* GIVEN RECORDS
____

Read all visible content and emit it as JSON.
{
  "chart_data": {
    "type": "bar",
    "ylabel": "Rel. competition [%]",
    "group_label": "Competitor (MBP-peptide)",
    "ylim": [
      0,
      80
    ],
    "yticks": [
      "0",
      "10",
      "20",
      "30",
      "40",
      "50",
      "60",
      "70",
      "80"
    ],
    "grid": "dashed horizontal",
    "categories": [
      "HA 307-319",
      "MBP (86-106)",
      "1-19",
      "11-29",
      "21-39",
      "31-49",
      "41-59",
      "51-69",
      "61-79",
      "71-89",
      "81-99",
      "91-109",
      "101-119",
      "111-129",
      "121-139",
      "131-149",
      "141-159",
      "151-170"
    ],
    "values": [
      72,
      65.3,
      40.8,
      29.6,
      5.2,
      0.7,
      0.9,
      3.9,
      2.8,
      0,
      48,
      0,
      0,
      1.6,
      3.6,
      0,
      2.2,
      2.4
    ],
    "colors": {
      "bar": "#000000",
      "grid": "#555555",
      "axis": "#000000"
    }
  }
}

____

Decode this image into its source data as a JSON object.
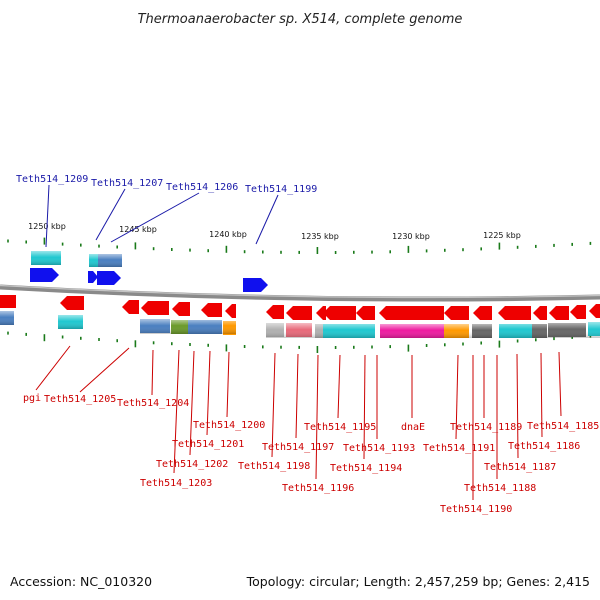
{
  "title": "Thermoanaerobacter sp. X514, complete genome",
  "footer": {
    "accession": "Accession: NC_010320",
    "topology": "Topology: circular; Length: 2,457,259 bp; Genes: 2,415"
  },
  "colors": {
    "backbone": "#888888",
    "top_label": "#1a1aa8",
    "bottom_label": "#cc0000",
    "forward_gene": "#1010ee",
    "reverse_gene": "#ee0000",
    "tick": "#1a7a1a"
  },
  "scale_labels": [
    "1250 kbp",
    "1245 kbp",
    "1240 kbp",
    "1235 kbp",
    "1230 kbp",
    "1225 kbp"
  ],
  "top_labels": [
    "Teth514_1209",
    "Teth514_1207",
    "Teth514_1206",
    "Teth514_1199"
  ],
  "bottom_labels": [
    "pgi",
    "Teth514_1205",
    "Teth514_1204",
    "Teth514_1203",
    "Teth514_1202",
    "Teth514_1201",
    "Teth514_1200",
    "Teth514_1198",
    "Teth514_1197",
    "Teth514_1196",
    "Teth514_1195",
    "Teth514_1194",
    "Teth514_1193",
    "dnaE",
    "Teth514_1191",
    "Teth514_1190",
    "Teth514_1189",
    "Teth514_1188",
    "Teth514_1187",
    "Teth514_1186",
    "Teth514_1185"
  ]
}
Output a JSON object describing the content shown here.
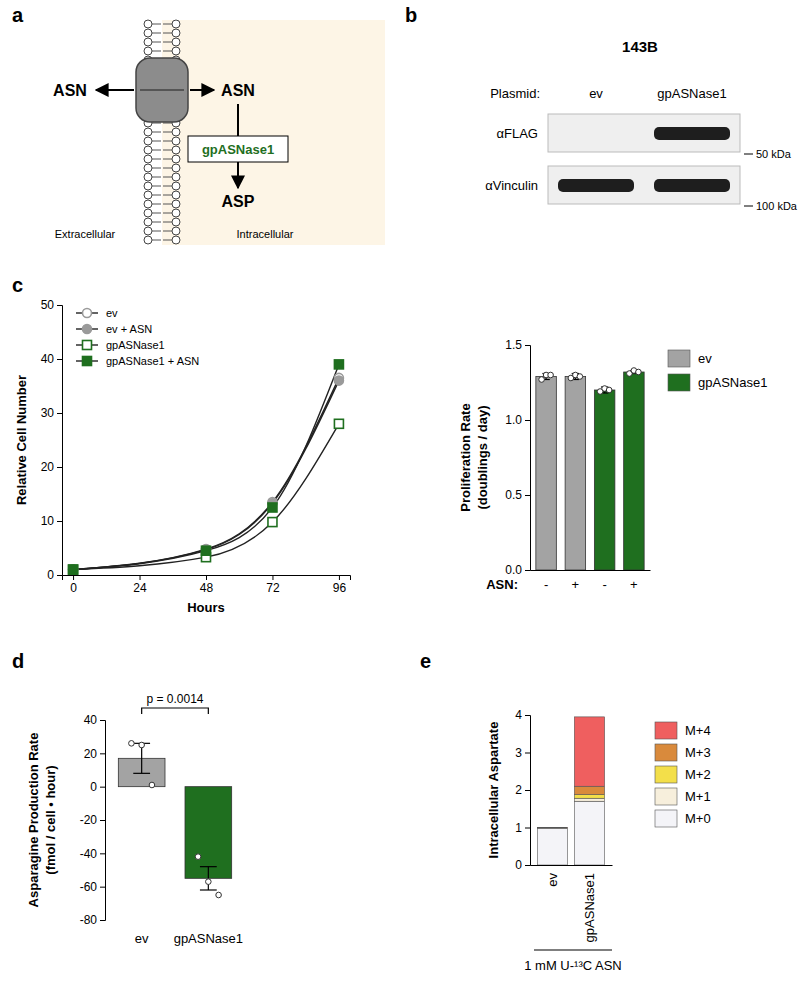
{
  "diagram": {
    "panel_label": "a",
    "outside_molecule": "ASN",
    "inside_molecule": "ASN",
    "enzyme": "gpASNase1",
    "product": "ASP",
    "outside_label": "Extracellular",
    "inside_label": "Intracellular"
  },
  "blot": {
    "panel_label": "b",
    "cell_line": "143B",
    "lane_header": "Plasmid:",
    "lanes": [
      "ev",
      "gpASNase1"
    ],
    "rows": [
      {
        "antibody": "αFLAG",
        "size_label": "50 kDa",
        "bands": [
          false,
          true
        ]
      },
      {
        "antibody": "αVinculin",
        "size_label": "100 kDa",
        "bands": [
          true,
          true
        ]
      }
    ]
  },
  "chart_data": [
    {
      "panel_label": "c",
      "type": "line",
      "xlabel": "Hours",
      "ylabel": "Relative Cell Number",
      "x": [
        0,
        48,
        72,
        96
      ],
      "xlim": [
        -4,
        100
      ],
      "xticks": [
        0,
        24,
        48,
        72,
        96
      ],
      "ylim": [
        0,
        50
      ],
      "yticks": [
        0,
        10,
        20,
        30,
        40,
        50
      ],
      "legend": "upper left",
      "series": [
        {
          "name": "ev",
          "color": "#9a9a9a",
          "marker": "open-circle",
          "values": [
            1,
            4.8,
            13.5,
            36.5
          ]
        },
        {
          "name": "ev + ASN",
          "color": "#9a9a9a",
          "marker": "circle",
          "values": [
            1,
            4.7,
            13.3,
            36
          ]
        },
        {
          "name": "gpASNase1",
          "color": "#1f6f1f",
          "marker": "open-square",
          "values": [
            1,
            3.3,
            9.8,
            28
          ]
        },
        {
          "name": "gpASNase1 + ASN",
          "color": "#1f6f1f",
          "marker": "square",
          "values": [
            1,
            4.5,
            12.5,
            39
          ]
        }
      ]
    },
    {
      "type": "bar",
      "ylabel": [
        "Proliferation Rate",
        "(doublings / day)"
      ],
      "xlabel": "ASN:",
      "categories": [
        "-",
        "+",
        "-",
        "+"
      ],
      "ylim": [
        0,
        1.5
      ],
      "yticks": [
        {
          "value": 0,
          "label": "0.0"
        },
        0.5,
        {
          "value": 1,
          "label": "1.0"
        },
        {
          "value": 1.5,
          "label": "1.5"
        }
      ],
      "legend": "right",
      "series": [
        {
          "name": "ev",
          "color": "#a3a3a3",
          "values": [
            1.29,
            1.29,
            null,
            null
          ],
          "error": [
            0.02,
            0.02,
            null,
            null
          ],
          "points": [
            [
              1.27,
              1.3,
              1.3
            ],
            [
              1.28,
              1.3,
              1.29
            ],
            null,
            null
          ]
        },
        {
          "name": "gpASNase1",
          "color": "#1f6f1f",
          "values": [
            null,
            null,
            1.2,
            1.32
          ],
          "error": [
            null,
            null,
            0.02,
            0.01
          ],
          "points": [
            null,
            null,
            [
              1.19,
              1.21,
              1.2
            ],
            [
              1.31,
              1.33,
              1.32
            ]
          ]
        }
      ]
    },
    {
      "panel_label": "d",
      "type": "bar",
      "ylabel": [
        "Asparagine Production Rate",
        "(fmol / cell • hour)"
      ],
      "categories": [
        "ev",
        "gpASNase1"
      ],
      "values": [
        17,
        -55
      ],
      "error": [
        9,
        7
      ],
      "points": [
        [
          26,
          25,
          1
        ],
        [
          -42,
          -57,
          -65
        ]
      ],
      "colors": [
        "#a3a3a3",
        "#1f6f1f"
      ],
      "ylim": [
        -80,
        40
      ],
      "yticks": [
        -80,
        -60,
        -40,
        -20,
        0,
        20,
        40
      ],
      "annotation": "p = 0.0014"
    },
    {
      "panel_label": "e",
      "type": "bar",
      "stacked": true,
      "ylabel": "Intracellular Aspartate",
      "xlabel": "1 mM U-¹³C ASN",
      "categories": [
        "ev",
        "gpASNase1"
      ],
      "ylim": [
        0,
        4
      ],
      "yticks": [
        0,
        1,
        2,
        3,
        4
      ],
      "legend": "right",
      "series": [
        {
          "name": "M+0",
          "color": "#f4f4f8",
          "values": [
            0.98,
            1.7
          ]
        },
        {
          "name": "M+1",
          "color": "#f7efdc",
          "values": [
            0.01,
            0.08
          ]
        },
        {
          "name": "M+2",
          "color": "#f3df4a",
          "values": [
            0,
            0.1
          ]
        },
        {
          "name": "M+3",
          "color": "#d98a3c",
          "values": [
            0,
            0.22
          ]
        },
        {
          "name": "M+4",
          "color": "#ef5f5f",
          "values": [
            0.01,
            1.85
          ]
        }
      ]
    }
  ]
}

____

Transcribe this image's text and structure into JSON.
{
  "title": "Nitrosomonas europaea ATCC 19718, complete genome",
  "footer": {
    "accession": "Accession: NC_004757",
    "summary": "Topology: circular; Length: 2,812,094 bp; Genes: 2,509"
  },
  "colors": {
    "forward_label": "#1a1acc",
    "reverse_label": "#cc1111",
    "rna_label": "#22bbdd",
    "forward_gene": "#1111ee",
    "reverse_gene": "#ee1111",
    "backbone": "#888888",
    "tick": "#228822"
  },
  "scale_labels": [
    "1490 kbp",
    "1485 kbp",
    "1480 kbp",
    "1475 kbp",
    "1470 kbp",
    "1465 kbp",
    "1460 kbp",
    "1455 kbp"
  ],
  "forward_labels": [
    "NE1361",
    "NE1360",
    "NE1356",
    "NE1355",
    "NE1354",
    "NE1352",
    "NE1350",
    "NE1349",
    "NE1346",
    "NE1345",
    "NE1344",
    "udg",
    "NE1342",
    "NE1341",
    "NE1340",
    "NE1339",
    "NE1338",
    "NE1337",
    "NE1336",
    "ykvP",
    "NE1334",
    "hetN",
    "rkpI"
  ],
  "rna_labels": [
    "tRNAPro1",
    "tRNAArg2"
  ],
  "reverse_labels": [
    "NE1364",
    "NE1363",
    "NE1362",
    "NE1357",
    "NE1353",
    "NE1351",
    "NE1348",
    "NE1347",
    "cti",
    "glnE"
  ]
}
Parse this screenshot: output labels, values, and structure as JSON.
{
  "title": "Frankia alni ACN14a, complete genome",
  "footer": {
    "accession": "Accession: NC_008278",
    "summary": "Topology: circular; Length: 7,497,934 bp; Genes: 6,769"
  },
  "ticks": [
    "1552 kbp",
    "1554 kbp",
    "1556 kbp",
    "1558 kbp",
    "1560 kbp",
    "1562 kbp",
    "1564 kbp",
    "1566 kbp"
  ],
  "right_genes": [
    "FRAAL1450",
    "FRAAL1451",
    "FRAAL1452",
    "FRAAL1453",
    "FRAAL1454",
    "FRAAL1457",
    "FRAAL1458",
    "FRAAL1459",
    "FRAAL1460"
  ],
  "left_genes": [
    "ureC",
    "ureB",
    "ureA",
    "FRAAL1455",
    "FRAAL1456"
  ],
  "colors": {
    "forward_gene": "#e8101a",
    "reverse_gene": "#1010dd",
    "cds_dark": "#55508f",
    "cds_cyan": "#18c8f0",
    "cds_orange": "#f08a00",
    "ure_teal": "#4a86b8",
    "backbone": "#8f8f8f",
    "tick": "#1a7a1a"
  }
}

____

* EXERCISE OBJECTIVE
Identify the lines above that contain the word "this", then copy them.

* PROBLEM SOLUTION
Decode this image into its source data as a JSON object.
Transcribe this image's text and structure into JSON.
Parse this screenshot: output labels, values, and structure as JSON.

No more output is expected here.